Start of Record excerpts
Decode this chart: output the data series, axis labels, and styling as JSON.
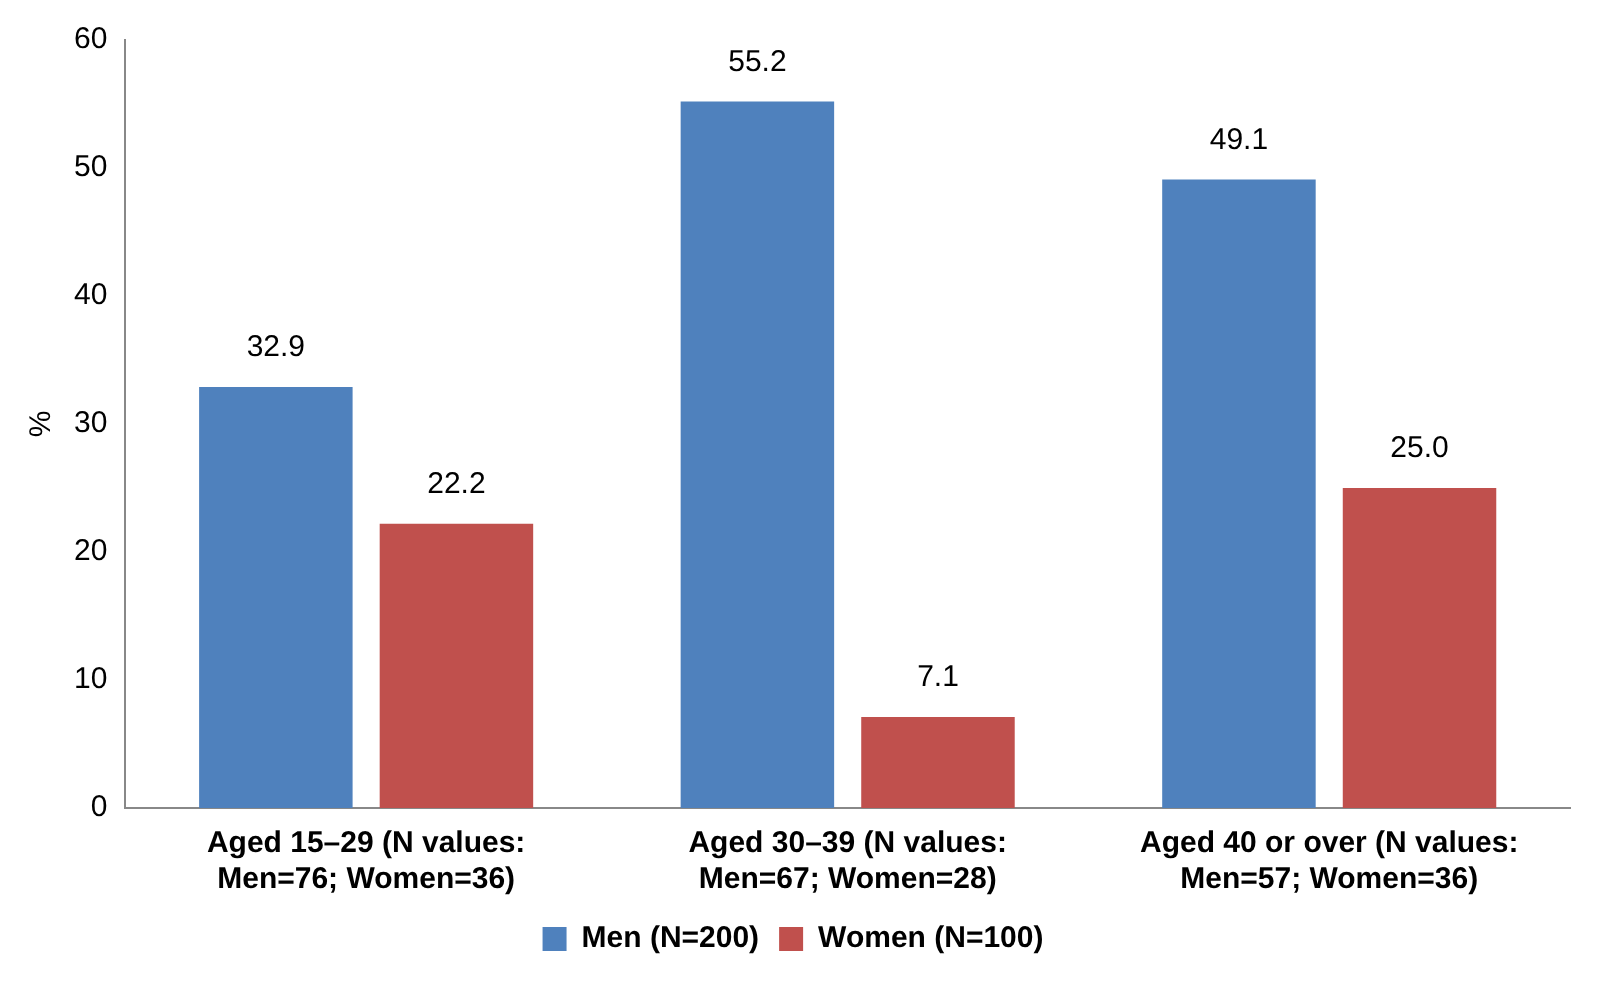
{
  "chart_data": {
    "type": "bar",
    "ylabel": "%",
    "categories": [
      "Aged 15–29 (N values: Men=76; Women=36)",
      "Aged 30–39 (N values: Men=67; Women=28)",
      "Aged 40 or over (N values: Men=57; Women=36)"
    ],
    "series": [
      {
        "name": "Men (N=200)",
        "color": "#4f81bd",
        "values": [
          32.9,
          55.2,
          49.1
        ],
        "value_labels": [
          "32.9",
          "55.2",
          "49.1"
        ]
      },
      {
        "name": "Women (N=100)",
        "color": "#c0504d",
        "values": [
          22.2,
          7.1,
          25.0
        ],
        "value_labels": [
          "22.2",
          "7.1",
          "25.0"
        ]
      }
    ],
    "ylim": [
      0,
      60
    ],
    "yticks": [
      0,
      10,
      20,
      30,
      40,
      50,
      60
    ],
    "grid": false,
    "legend": "bottom"
  }
}
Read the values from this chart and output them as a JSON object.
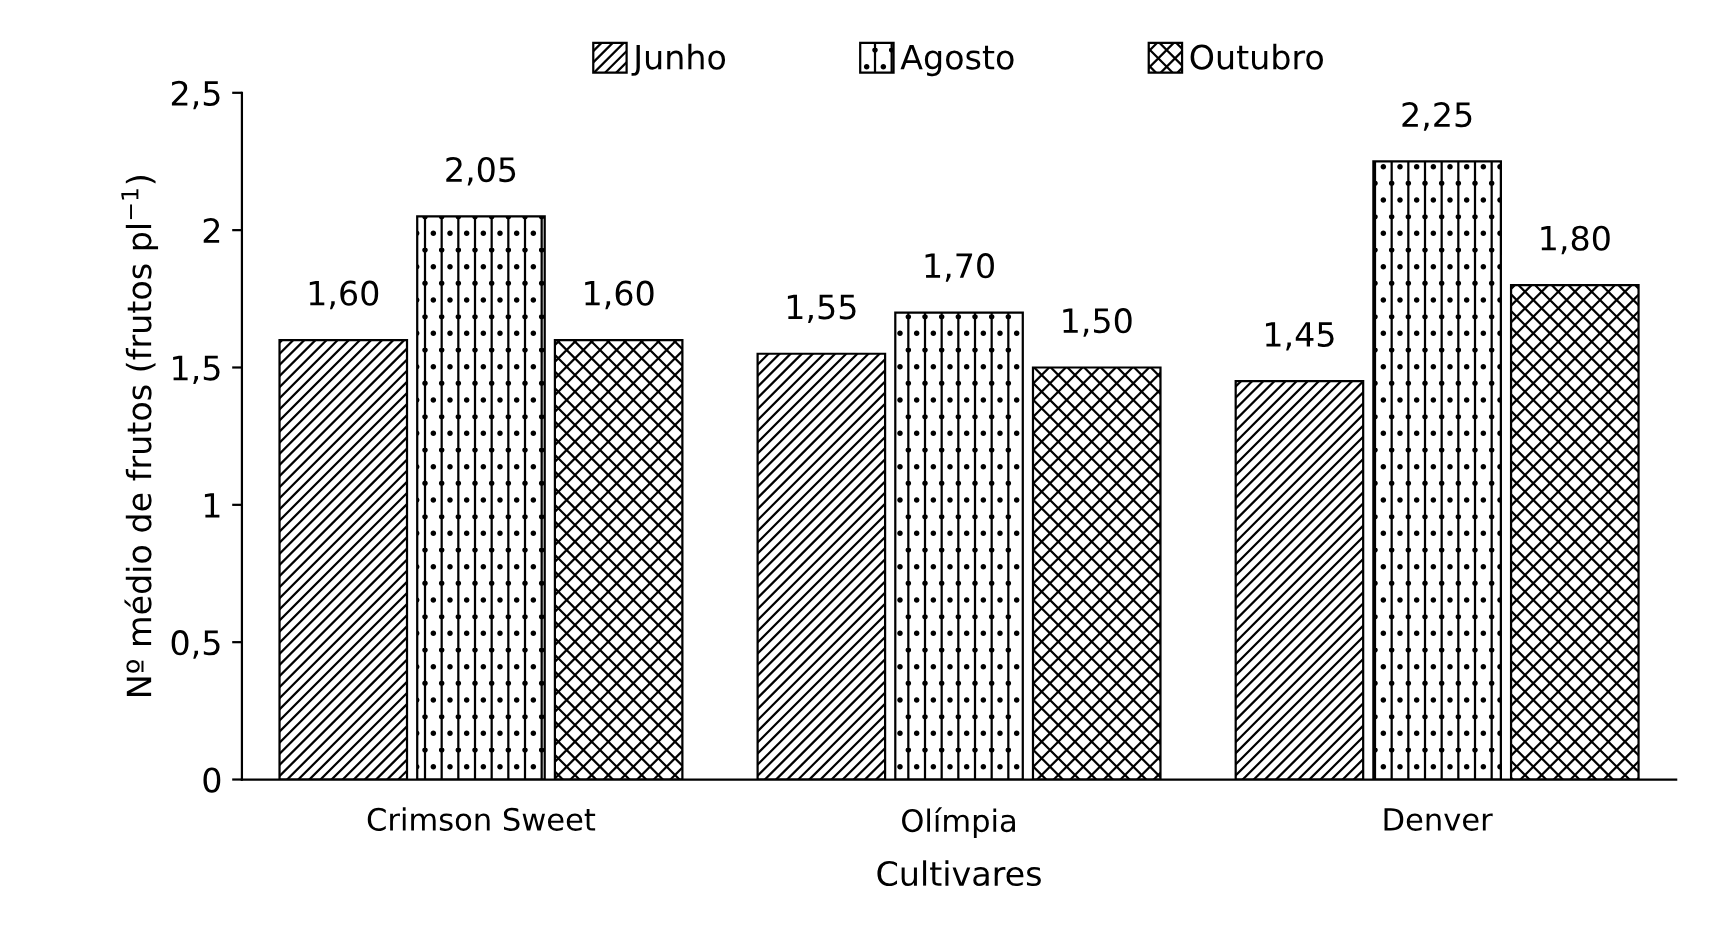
End of Record excerpts
*Objective*: Generate a word-for-word copy of the preceding records, excluding all pictures.

*Solution to the exercise*:
Decode this chart: output the data series, axis labels, and styling as JSON.
{
  "chart_data": {
    "type": "bar",
    "ylabel": "%",
    "categories": [
      "Aged 15–29 (N values: Men=76; Women=36)",
      "Aged 30–39 (N values: Men=67; Women=28)",
      "Aged 40 or over (N values: Men=57; Women=36)"
    ],
    "series": [
      {
        "name": "Men (N=200)",
        "color": "#4f81bd",
        "values": [
          32.9,
          55.2,
          49.1
        ],
        "value_labels": [
          "32.9",
          "55.2",
          "49.1"
        ]
      },
      {
        "name": "Women (N=100)",
        "color": "#c0504d",
        "values": [
          22.2,
          7.1,
          25.0
        ],
        "value_labels": [
          "22.2",
          "7.1",
          "25.0"
        ]
      }
    ],
    "ylim": [
      0,
      60
    ],
    "yticks": [
      0,
      10,
      20,
      30,
      40,
      50,
      60
    ],
    "grid": false,
    "legend": "bottom"
  }
}
Read the values from this chart and output them as a JSON object.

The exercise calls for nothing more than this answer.